Objective
Search the listing below for the string "POSGRADO" and copy every line where it occurs.

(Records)
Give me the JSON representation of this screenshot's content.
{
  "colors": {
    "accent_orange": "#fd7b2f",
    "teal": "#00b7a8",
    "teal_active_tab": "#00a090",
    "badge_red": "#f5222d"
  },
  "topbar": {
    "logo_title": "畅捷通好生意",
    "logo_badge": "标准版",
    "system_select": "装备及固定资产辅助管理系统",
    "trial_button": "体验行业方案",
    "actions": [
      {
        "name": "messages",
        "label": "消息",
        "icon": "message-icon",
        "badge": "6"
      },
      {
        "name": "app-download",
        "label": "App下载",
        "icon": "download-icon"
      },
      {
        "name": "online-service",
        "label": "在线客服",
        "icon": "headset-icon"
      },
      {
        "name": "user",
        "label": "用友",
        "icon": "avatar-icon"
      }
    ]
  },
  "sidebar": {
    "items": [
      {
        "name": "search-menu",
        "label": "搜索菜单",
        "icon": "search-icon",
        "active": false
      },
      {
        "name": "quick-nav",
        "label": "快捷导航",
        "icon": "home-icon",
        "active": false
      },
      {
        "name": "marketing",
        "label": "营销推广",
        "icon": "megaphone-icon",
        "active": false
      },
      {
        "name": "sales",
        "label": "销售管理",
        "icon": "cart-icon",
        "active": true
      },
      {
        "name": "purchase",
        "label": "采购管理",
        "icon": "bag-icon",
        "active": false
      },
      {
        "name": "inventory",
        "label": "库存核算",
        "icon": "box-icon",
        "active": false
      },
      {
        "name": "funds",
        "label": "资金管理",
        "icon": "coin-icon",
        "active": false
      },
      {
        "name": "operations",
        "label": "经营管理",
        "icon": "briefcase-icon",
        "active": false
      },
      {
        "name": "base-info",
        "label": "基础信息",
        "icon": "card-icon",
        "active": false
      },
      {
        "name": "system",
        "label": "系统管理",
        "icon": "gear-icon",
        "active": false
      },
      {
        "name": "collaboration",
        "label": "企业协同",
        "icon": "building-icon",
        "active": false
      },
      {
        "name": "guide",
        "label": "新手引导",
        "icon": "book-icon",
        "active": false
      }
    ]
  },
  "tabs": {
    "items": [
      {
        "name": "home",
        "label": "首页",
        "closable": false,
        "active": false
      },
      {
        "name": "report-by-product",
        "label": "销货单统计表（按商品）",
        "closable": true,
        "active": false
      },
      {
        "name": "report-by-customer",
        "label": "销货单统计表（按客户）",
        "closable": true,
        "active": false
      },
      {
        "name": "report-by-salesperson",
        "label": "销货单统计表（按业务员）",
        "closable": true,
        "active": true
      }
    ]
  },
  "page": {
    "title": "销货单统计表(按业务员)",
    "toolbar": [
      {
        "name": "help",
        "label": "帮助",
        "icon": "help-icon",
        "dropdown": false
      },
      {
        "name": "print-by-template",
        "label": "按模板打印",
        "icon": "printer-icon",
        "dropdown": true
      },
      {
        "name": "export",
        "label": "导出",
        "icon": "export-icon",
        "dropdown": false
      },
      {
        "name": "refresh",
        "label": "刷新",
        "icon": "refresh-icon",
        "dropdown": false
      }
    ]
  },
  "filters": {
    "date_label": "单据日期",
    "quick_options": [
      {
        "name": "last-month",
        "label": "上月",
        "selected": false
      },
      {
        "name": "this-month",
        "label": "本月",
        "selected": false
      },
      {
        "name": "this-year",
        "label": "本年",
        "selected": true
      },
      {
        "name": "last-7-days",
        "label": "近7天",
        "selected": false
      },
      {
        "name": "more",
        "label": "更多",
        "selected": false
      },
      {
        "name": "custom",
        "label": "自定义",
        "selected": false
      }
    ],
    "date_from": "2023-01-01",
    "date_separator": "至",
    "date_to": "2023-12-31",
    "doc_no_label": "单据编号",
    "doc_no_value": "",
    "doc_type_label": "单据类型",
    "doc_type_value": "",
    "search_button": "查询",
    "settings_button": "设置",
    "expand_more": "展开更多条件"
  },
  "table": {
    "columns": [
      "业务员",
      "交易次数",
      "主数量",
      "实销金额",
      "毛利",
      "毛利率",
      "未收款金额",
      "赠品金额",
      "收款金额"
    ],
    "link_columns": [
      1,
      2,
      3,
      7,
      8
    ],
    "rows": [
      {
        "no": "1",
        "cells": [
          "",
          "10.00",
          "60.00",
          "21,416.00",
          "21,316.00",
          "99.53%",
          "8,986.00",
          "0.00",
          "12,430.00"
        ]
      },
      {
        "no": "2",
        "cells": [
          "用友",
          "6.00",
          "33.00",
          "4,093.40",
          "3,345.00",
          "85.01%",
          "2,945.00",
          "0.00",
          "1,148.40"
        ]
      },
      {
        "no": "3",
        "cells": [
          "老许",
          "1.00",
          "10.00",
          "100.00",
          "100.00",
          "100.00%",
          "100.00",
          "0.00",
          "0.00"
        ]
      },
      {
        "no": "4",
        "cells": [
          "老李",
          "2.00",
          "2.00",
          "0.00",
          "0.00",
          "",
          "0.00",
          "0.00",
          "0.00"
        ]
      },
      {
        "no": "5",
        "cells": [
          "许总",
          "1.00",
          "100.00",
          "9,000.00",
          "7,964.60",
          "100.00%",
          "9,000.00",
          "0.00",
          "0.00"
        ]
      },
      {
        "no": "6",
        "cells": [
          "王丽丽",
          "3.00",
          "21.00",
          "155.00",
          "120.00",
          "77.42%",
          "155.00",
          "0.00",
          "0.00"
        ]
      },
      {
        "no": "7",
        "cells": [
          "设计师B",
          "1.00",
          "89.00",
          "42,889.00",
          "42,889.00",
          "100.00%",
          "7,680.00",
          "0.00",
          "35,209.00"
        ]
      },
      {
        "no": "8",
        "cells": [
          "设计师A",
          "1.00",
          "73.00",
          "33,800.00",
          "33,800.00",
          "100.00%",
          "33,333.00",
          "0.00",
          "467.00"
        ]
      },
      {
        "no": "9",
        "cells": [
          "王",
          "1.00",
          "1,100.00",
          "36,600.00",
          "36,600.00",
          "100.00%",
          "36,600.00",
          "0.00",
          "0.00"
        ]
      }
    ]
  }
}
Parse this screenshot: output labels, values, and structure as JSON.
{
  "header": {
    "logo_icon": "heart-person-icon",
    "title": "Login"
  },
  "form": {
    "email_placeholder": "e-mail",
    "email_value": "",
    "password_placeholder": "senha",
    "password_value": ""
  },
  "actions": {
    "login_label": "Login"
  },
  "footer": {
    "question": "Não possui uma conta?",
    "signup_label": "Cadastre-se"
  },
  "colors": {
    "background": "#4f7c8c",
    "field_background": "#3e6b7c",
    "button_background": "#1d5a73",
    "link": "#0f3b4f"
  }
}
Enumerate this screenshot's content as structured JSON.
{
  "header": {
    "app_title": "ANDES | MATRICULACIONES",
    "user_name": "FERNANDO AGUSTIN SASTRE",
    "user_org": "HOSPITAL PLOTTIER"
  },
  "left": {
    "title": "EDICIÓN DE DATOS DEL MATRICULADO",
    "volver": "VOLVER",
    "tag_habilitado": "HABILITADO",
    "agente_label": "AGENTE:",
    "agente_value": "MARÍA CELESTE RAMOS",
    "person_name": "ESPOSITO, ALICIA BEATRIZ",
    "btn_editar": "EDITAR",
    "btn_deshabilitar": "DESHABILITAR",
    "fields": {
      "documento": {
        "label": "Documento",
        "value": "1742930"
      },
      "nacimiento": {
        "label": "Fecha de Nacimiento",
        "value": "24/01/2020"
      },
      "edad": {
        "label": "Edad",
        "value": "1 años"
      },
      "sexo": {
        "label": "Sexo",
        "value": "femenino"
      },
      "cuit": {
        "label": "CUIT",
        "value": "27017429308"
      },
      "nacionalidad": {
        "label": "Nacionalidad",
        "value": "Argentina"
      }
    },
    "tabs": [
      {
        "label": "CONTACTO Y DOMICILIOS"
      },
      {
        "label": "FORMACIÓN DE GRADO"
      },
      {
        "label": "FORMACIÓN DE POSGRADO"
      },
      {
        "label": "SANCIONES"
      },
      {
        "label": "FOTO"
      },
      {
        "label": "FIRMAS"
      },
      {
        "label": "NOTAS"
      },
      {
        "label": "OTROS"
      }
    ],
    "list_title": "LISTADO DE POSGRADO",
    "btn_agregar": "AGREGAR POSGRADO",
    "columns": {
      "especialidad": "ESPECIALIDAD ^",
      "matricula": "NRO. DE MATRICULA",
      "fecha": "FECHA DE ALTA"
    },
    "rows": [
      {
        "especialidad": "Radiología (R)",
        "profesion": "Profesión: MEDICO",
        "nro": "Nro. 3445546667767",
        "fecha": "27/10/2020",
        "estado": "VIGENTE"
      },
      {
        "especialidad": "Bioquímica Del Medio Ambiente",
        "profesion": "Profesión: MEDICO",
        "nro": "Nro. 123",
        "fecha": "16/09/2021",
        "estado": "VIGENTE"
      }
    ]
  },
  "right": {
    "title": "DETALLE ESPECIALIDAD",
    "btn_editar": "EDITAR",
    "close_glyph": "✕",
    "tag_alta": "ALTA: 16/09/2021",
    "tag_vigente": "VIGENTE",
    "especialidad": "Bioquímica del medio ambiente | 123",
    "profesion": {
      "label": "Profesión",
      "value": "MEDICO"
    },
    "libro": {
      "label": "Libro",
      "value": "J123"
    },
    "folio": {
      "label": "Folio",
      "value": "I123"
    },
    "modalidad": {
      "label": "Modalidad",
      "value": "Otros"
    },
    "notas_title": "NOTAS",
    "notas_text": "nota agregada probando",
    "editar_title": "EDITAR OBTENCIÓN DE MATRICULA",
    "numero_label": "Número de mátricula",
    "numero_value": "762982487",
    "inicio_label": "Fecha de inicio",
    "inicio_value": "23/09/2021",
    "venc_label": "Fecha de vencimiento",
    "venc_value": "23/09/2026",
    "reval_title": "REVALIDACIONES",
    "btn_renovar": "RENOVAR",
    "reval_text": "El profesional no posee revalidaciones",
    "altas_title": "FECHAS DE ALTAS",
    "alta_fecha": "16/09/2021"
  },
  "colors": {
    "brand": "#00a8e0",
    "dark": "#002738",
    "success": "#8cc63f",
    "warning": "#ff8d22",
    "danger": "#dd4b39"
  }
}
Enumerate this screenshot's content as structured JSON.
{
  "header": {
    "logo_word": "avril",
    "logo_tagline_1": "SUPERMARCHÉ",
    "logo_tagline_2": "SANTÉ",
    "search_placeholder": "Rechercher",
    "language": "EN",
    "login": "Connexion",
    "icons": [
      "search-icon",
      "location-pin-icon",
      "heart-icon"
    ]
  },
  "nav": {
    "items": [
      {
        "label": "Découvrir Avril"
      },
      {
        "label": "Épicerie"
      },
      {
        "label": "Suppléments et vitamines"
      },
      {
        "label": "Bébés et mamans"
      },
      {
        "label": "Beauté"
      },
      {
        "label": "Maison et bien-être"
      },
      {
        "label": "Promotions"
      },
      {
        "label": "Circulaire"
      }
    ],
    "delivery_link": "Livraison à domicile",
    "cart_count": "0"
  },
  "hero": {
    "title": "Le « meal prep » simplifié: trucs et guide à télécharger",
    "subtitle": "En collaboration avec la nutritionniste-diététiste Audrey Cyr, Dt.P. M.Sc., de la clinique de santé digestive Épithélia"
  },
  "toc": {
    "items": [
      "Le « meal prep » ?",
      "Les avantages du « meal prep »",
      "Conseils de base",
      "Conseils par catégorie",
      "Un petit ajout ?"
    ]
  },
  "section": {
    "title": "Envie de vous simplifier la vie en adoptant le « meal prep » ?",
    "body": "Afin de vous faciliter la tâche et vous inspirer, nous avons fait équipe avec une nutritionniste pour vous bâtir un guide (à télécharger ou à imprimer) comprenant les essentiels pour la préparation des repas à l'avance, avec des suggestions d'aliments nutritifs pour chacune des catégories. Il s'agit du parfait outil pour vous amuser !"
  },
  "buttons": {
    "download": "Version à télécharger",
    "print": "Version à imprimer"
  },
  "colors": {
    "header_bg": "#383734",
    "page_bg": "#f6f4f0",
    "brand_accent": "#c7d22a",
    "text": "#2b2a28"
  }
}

Result of this exercise
        "label": "FORMACIÓN DE POSGRADO"
    "list_title": "LISTADO DE POSGRADO",
    "btn_agregar": "AGREGAR POSGRADO",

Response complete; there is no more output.